**Exercise aim:**
Copy each line that has the string "background" somewhere in it.

[Figure data in JSON]
+-------+

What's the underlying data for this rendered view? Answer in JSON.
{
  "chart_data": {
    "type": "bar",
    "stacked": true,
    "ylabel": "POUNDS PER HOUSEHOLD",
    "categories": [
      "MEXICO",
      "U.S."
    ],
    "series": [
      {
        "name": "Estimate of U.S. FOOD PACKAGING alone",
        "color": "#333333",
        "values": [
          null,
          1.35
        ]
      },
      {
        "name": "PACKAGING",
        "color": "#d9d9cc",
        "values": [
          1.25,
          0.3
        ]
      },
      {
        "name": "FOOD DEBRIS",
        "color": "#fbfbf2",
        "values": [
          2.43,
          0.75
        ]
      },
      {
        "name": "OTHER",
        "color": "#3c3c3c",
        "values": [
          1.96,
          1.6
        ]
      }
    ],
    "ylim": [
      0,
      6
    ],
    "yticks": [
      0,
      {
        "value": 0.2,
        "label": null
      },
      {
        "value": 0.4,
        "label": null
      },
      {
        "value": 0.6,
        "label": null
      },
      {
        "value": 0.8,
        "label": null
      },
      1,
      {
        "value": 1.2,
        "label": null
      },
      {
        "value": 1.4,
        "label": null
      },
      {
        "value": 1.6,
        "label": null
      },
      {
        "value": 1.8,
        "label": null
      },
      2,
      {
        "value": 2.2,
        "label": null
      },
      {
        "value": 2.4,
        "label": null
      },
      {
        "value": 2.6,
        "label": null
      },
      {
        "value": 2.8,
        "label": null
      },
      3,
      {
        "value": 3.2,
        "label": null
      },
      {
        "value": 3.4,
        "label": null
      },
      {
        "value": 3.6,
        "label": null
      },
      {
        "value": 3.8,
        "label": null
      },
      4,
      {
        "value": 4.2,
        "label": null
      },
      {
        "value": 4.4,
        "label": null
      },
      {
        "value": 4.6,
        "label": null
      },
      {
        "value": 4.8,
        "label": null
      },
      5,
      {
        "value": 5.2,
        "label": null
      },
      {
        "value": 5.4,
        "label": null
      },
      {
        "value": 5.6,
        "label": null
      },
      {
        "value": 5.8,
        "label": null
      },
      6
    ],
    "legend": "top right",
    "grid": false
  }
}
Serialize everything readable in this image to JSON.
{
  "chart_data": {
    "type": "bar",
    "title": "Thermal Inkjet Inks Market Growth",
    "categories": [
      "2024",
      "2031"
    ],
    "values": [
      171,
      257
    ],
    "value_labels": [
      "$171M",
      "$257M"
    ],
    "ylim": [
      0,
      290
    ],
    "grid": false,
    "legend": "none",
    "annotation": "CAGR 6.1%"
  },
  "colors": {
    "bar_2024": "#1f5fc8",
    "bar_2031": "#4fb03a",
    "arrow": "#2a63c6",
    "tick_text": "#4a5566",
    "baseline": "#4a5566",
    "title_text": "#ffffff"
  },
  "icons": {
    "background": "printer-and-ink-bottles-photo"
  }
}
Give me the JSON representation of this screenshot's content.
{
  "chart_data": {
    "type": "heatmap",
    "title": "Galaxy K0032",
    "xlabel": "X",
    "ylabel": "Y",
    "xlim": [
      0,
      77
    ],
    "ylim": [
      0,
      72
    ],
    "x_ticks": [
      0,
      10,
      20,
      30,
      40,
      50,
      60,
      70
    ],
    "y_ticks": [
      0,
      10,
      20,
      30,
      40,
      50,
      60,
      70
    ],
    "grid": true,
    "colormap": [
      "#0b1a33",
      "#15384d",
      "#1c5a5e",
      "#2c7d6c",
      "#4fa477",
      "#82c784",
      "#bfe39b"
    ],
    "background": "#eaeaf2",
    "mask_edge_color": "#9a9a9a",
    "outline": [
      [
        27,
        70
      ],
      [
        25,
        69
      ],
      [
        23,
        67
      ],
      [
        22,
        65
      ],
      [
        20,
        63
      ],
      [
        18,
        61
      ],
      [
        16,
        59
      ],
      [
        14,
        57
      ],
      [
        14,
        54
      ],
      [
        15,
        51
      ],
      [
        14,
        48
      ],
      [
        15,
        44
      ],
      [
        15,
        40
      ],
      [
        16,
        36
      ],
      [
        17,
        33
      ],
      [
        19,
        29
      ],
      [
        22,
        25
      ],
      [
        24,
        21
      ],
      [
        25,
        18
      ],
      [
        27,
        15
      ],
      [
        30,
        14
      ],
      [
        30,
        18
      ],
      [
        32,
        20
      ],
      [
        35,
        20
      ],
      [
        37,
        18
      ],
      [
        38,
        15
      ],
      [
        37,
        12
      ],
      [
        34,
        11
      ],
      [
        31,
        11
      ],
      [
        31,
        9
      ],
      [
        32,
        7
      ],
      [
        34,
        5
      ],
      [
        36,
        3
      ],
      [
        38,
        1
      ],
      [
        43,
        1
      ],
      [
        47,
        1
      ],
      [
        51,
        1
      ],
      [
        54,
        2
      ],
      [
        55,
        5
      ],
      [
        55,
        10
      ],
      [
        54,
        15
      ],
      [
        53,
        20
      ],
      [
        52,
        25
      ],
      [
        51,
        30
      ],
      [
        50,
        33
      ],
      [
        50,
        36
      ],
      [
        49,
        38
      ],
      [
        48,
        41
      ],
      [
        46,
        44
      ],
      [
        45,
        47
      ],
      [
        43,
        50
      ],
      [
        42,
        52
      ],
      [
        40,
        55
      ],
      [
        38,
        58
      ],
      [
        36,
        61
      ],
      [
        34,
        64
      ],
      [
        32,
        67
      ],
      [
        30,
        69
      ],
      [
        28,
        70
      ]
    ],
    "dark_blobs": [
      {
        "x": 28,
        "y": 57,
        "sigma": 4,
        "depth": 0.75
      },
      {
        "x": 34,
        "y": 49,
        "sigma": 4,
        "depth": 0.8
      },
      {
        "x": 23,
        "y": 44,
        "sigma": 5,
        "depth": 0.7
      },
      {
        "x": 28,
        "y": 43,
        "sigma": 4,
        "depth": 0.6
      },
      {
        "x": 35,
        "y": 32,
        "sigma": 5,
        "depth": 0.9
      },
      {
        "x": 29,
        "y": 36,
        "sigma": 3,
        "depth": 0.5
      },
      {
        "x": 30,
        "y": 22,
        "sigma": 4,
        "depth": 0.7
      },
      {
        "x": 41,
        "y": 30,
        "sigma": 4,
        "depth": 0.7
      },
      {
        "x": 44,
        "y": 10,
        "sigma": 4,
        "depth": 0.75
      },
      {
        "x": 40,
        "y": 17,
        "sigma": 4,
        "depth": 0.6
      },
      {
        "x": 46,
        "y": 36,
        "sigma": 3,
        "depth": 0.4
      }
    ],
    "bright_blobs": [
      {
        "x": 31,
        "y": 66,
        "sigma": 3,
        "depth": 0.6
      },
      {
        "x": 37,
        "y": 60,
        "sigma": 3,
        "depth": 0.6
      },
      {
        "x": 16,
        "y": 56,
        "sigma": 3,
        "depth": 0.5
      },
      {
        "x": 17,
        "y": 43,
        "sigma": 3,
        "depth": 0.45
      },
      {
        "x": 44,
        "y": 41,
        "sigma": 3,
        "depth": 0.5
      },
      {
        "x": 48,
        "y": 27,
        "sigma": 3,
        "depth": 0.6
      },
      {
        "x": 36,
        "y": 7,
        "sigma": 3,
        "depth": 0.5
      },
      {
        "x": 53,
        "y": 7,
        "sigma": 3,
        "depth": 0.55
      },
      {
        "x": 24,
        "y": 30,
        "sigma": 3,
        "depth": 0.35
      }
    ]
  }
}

+-------+

**Complete response:**
    "background": "printer-and-ink-bottles-photo"
    "background": "#eaeaf2",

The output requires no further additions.